**OBJECTIVE**
Return the listing below word for word.

**RAW DATA**
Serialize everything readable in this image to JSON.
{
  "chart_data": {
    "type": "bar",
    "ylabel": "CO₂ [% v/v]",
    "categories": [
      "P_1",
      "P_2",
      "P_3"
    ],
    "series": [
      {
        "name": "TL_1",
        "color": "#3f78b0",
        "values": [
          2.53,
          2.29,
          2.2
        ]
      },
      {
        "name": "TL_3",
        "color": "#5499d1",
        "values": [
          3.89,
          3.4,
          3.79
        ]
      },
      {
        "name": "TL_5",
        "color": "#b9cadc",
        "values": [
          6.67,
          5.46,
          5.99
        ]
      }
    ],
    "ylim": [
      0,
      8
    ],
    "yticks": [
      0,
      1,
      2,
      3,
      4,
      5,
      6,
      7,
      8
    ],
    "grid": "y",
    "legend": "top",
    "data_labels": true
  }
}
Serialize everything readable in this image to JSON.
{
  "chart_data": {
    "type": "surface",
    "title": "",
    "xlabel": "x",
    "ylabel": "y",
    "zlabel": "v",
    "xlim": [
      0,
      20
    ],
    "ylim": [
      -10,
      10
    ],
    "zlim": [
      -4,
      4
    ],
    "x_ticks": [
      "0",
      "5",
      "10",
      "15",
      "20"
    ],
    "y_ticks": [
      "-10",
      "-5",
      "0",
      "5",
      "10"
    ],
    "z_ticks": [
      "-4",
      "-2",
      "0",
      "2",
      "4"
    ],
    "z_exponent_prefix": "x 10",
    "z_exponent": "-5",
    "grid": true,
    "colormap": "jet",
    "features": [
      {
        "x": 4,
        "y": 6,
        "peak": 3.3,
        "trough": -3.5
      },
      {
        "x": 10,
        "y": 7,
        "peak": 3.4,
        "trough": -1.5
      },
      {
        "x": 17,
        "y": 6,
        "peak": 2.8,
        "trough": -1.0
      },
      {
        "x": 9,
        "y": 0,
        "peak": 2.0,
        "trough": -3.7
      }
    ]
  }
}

**SOLUTION TO THIS PROBLEM**
Serialize everything readable in this image to JSON.
{
  "chart_data": {
    "type": "bar",
    "ylabel": "CO₂ [% v/v]",
    "categories": [
      "P_1",
      "P_2",
      "P_3"
    ],
    "series": [
      {
        "name": "TL_1",
        "color": "#3f78b0",
        "values": [
          2.53,
          2.29,
          2.2
        ]
      },
      {
        "name": "TL_3",
        "color": "#5499d1",
        "values": [
          3.89,
          3.4,
          3.79
        ]
      },
      {
        "name": "TL_5",
        "color": "#b9cadc",
        "values": [
          6.67,
          5.46,
          5.99
        ]
      }
    ],
    "ylim": [
      0,
      8
    ],
    "yticks": [
      0,
      1,
      2,
      3,
      4,
      5,
      6,
      7,
      8
    ],
    "grid": "y",
    "legend": "top",
    "data_labels": true
  }
}
Serialize everything readable in this image to JSON.
{
  "chart_data": {
    "type": "surface",
    "title": "",
    "xlabel": "x",
    "ylabel": "y",
    "zlabel": "v",
    "xlim": [
      0,
      20
    ],
    "ylim": [
      -10,
      10
    ],
    "zlim": [
      -4,
      4
    ],
    "x_ticks": [
      "0",
      "5",
      "10",
      "15",
      "20"
    ],
    "y_ticks": [
      "-10",
      "-5",
      "0",
      "5",
      "10"
    ],
    "z_ticks": [
      "-4",
      "-2",
      "0",
      "2",
      "4"
    ],
    "z_exponent_prefix": "x 10",
    "z_exponent": "-5",
    "grid": true,
    "colormap": "jet",
    "features": [
      {
        "x": 4,
        "y": 6,
        "peak": 3.3,
        "trough": -3.5
      },
      {
        "x": 10,
        "y": 7,
        "peak": 3.4,
        "trough": -1.5
      },
      {
        "x": 17,
        "y": 6,
        "peak": 2.8,
        "trough": -1.0
      },
      {
        "x": 9,
        "y": 0,
        "peak": 2.0,
        "trough": -3.7
      }
    ]
  }
}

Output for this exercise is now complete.